SUPPLIED RECORDS
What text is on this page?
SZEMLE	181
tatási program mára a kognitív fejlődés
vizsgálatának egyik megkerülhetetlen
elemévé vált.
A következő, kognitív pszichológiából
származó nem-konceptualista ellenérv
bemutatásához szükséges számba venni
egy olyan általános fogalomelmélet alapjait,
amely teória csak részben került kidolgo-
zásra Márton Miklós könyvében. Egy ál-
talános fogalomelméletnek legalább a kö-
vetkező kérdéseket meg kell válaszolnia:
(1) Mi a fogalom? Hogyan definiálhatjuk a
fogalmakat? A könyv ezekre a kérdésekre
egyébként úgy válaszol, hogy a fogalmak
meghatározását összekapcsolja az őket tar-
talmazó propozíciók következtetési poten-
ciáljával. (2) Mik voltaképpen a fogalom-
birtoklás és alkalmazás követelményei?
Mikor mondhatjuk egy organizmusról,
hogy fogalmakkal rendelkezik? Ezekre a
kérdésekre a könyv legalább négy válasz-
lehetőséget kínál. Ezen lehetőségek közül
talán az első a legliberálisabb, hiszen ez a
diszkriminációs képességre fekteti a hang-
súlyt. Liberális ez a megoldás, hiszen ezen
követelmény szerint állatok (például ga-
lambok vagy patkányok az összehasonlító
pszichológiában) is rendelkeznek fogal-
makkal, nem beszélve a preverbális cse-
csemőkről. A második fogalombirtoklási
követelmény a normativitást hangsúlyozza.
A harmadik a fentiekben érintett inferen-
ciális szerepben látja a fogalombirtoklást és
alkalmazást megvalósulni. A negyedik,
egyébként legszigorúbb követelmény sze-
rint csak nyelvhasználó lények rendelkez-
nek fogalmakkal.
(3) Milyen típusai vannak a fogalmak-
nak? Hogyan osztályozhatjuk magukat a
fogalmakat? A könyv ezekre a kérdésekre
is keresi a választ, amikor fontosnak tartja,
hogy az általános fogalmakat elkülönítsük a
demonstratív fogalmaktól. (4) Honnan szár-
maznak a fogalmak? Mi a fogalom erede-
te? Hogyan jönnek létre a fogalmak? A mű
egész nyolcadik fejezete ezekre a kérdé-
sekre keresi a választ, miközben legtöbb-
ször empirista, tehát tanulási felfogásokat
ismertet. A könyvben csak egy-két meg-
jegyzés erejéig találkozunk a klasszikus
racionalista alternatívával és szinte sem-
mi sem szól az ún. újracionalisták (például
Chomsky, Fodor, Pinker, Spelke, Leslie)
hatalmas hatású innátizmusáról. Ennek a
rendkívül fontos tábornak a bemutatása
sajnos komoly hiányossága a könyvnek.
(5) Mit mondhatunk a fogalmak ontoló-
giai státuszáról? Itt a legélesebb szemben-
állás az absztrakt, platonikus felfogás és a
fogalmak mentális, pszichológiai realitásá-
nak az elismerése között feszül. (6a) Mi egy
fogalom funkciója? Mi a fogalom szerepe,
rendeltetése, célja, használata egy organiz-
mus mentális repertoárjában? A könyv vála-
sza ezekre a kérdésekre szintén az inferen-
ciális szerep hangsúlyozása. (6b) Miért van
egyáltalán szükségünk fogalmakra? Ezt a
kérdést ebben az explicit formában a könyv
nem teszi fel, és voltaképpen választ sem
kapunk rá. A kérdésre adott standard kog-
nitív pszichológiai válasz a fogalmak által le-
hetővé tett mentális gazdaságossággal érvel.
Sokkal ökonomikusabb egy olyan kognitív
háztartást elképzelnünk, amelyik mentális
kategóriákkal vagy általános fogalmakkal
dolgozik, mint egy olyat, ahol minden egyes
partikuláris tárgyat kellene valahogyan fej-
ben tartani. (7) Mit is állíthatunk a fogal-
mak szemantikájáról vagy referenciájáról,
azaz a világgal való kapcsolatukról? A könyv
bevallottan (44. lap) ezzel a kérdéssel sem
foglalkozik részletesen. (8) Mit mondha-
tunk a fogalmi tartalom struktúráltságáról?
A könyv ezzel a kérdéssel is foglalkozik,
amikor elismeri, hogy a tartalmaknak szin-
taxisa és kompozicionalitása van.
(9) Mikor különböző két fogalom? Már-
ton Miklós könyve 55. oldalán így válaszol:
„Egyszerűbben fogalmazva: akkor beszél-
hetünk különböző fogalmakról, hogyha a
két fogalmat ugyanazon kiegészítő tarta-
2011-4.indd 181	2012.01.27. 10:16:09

DO THIS
Copy all of the data. Keep every word exactly as it is.

RESPONSE FOR THIS EXERCISE
What text is on this page?
SZEMLE	181
tatási program mára a kognitív fejlődés
vizsgálatának egyik megkerülhetetlen
elemévé vált.
A következő, kognitív pszichológiából
származó nem-konceptualista ellenérv
bemutatásához szükséges számba venni
egy olyan általános fogalomelmélet alapjait,
amely teória csak részben került kidolgo-
zásra Márton Miklós könyvében. Egy ál-
talános fogalomelméletnek legalább a kö-
vetkező kérdéseket meg kell válaszolnia:
(1) Mi a fogalom? Hogyan definiálhatjuk a
fogalmakat? A könyv ezekre a kérdésekre
egyébként úgy válaszol, hogy a fogalmak
meghatározását összekapcsolja az őket tar-
talmazó propozíciók következtetési poten-
ciáljával. (2) Mik voltaképpen a fogalom-
birtoklás és alkalmazás követelményei?
Mikor mondhatjuk egy organizmusról,
hogy fogalmakkal rendelkezik? Ezekre a
kérdésekre a könyv legalább négy válasz-
lehetőséget kínál. Ezen lehetőségek közül
talán az első a legliberálisabb, hiszen ez a
diszkriminációs képességre fekteti a hang-
súlyt. Liberális ez a megoldás, hiszen ezen
követelmény szerint állatok (például ga-
lambok vagy patkányok az összehasonlító
pszichológiában) is rendelkeznek fogal-
makkal, nem beszélve a preverbális cse-
csemőkről. A második fogalombirtoklási
követelmény a normativitást hangsúlyozza.
A harmadik a fentiekben érintett inferen-
ciális szerepben látja a fogalombirtoklást és
alkalmazást megvalósulni. A negyedik,
egyébként legszigorúbb követelmény sze-
rint csak nyelvhasználó lények rendelkez-
nek fogalmakkal.
(3) Milyen típusai vannak a fogalmak-
nak? Hogyan osztályozhatjuk magukat a
fogalmakat? A könyv ezekre a kérdésekre
is keresi a választ, amikor fontosnak tartja,
hogy az általános fogalmakat elkülönítsük a
demonstratív fogalmaktól. (4) Honnan szár-
maznak a fogalmak? Mi a fogalom erede-
te? Hogyan jönnek létre a fogalmak? A mű
egész nyolcadik fejezete ezekre a kérdé-
sekre keresi a választ, miközben legtöbb-
ször empirista, tehát tanulási felfogásokat
ismertet. A könyvben csak egy-két meg-
jegyzés erejéig találkozunk a klasszikus
racionalista alternatívával és szinte sem-
mi sem szól az ún. újracionalisták (például
Chomsky, Fodor, Pinker, Spelke, Leslie)
hatalmas hatású innátizmusáról. Ennek a
rendkívül fontos tábornak a bemutatása
sajnos komoly hiányossága a könyvnek.
(5) Mit mondhatunk a fogalmak ontoló-
giai státuszáról? Itt a legélesebb szemben-
állás az absztrakt, platonikus felfogás és a
fogalmak mentális, pszichológiai realitásá-
nak az elismerése között feszül. (6a) Mi egy
fogalom funkciója? Mi a fogalom szerepe,
rendeltetése, célja, használata egy organiz-
mus mentális repertoárjában? A könyv vála-
sza ezekre a kérdésekre szintén az inferen-
ciális szerep hangsúlyozása. (6b) Miért van
egyáltalán szükségünk fogalmakra? Ezt a
kérdést ebben az explicit formában a könyv
nem teszi fel, és voltaképpen választ sem
kapunk rá. A kérdésre adott standard kog-
nitív pszichológiai válasz a fogalmak által le-
hetővé tett mentális gazdaságossággal érvel.
Sokkal ökonomikusabb egy olyan kognitív
háztartást elképzelnünk, amelyik mentális
kategóriákkal vagy általános fogalmakkal
dolgozik, mint egy olyat, ahol minden egyes
partikuláris tárgyat kellene valahogyan fej-
ben tartani. (7) Mit is állíthatunk a fogal-
mak szemantikájáról vagy referenciájáról,
azaz a világgal való kapcsolatukról? A könyv
bevallottan (44. lap) ezzel a kérdéssel sem
foglalkozik részletesen. (8) Mit mondha-
tunk a fogalmi tartalom struktúráltságáról?
A könyv ezzel a kérdéssel is foglalkozik,
amikor elismeri, hogy a tartalmaknak szin-
taxisa és kompozicionalitása van.
(9) Mikor különböző két fogalom? Már-
ton Miklós könyve 55. oldalán így válaszol:
„Egyszerűbben fogalmazva: akkor beszél-
hetünk különböző fogalmakról, hogyha a
két fogalmat ugyanazon kiegészítő tarta-
2011-4.indd 181	2012.01.27. 10:16:09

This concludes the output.